[Data records]
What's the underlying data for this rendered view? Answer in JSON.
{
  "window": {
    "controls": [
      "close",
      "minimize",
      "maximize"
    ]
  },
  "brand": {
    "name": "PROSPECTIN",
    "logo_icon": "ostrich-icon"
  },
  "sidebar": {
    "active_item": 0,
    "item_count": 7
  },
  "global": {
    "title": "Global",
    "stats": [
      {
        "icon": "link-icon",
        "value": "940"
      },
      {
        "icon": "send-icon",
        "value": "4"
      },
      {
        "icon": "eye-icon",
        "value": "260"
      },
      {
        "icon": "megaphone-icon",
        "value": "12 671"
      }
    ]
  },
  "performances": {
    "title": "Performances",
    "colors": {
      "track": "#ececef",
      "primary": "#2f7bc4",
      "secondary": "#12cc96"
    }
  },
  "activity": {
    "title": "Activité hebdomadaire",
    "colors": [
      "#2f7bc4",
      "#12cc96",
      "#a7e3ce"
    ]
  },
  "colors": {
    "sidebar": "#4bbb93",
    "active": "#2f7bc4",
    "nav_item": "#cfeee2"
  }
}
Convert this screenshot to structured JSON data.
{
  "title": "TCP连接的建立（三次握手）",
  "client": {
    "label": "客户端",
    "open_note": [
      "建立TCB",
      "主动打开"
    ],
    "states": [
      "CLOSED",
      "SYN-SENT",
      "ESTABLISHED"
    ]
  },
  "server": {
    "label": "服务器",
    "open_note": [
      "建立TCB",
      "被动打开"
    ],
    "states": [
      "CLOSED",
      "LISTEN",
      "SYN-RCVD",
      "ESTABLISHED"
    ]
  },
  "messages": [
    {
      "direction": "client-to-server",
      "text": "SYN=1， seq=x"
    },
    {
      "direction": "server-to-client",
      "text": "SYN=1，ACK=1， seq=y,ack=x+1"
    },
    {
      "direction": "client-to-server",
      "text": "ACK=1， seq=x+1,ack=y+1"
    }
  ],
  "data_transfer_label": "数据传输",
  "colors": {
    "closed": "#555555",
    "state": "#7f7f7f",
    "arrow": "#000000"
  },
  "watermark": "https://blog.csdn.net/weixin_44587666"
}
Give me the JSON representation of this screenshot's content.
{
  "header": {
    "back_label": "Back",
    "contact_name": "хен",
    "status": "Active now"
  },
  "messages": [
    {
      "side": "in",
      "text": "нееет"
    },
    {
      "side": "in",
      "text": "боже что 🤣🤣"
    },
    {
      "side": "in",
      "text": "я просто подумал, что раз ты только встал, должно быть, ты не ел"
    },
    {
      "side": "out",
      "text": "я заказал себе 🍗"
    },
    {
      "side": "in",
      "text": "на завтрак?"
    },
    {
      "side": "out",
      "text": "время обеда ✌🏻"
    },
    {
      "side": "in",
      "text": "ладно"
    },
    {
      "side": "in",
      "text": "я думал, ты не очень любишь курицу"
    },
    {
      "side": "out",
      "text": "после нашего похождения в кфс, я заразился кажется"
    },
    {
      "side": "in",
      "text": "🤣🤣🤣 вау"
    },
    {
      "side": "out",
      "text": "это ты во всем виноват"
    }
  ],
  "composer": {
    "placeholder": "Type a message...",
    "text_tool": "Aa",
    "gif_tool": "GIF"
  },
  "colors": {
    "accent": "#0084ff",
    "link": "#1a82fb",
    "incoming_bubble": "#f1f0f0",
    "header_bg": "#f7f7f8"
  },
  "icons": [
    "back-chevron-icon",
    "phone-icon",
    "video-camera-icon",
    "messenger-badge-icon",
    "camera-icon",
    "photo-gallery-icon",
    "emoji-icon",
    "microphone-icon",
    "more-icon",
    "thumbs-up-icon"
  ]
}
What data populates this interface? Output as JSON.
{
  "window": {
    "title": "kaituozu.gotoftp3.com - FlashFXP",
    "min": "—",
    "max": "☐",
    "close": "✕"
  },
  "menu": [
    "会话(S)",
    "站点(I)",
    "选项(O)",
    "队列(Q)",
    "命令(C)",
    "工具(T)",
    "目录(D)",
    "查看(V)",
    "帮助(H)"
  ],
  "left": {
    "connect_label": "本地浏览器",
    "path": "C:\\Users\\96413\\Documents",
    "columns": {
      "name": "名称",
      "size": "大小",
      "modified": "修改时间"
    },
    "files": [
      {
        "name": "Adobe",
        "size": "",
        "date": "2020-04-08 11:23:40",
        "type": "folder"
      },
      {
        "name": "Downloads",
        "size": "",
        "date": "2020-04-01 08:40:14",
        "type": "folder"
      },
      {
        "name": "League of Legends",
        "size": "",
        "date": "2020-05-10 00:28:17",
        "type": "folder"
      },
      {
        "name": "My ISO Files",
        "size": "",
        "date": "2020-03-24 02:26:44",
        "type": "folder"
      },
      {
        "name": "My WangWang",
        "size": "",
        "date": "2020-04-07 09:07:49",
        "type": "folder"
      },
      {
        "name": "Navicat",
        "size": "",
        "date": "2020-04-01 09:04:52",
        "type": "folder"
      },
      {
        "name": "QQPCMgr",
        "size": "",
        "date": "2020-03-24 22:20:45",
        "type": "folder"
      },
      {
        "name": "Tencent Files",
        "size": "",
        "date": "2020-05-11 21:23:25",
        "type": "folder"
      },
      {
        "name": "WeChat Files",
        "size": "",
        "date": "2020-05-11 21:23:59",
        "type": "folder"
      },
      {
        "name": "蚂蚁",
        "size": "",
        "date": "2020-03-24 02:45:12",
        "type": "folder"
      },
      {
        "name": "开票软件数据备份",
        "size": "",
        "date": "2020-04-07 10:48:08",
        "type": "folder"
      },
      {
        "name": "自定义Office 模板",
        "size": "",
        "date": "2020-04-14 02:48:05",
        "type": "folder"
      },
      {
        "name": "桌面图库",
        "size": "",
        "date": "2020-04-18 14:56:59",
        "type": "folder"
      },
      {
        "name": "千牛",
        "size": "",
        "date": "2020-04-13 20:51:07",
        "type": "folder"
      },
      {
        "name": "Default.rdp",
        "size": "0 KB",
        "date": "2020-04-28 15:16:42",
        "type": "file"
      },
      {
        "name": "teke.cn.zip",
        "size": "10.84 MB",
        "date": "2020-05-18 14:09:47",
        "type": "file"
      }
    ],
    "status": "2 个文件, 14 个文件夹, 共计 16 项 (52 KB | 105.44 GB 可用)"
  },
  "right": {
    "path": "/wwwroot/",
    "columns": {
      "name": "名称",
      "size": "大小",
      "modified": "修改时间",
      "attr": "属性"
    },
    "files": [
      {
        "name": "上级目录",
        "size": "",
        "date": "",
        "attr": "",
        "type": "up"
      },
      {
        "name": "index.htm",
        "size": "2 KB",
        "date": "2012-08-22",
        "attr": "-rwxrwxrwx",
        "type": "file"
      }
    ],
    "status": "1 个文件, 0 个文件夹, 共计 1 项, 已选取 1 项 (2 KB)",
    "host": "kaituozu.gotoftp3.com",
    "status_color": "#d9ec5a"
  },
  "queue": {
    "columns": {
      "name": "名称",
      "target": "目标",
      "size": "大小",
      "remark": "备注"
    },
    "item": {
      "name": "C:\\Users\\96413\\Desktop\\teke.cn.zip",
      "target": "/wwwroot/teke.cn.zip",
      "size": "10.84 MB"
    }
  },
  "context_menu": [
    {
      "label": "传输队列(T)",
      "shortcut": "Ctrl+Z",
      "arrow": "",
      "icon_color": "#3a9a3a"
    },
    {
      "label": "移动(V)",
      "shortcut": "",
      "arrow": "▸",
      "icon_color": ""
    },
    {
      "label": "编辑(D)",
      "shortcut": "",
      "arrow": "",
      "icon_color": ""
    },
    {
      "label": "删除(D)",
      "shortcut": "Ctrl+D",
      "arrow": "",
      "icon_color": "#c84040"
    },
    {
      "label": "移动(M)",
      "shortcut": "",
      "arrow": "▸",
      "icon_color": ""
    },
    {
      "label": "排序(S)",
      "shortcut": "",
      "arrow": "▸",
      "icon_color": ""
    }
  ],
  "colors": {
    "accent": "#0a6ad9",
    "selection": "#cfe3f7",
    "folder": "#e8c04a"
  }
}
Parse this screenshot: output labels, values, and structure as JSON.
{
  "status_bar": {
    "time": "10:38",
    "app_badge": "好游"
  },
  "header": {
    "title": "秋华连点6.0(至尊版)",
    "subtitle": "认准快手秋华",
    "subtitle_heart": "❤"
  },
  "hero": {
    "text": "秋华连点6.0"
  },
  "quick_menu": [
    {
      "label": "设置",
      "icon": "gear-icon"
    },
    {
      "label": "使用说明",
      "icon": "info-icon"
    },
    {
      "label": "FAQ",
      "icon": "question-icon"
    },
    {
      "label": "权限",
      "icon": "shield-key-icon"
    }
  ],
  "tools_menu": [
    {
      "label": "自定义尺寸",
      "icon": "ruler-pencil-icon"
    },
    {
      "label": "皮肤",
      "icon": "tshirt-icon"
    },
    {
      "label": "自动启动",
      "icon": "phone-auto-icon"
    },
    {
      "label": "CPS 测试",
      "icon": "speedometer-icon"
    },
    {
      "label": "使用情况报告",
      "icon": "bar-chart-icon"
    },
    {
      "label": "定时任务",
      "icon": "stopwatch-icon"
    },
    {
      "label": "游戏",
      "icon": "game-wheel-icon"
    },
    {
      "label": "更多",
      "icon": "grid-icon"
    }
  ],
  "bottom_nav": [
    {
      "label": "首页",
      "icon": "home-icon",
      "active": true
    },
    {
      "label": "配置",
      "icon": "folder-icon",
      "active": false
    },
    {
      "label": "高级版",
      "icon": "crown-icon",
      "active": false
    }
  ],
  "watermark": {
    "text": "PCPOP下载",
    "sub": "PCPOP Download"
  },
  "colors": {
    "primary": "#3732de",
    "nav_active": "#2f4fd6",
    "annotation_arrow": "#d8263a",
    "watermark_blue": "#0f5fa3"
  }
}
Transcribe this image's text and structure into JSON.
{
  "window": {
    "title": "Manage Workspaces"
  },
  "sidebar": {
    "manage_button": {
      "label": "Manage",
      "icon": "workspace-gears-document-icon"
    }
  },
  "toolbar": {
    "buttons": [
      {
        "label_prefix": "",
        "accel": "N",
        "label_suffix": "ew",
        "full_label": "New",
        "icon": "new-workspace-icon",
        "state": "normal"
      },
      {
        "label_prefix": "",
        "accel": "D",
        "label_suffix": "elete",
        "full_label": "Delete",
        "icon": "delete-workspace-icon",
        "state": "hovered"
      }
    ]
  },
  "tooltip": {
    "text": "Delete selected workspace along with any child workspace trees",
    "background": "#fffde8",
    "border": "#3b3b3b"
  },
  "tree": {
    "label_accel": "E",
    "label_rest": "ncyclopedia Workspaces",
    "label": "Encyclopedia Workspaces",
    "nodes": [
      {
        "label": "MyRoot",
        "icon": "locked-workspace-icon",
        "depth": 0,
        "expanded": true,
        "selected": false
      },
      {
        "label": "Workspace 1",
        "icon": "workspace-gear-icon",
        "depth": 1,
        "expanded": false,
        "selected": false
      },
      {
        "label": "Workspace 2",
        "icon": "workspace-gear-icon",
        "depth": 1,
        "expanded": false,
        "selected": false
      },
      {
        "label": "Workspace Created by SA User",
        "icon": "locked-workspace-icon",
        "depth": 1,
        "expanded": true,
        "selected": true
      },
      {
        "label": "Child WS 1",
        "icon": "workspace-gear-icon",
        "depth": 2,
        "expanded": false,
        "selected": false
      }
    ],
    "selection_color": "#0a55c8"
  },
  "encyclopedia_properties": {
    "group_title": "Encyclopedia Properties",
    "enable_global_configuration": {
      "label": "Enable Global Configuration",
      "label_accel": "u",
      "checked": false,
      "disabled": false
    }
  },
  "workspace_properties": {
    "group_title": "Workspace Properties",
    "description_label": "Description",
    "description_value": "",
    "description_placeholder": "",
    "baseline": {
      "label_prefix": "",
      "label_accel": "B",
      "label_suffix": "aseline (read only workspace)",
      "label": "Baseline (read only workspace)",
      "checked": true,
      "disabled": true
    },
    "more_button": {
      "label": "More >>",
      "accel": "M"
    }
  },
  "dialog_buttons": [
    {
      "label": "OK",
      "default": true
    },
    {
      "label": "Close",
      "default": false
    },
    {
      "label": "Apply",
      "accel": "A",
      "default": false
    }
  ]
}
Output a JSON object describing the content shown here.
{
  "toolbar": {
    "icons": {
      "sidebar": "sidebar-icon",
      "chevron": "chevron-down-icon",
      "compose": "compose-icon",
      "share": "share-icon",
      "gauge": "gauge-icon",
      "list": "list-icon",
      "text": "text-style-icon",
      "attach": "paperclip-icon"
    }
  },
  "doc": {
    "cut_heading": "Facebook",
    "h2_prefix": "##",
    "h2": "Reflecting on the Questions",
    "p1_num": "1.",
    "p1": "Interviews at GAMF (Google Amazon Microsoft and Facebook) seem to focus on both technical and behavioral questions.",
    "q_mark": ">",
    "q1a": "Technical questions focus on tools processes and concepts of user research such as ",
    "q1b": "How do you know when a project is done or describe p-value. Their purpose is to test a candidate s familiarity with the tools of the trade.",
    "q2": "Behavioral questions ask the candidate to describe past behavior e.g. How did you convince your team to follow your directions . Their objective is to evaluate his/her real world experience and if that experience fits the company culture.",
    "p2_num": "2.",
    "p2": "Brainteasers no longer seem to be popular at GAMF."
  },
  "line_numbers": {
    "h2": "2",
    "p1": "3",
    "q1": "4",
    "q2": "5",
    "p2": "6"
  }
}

**DIRECTIONS**. Track down every line holding the string "Workspaces" and copy it.

**FULL OUTPUT**.
    "title": "Manage Workspaces"
    "label_rest": "ncyclopedia Workspaces",
    "label": "Encyclopedia Workspaces",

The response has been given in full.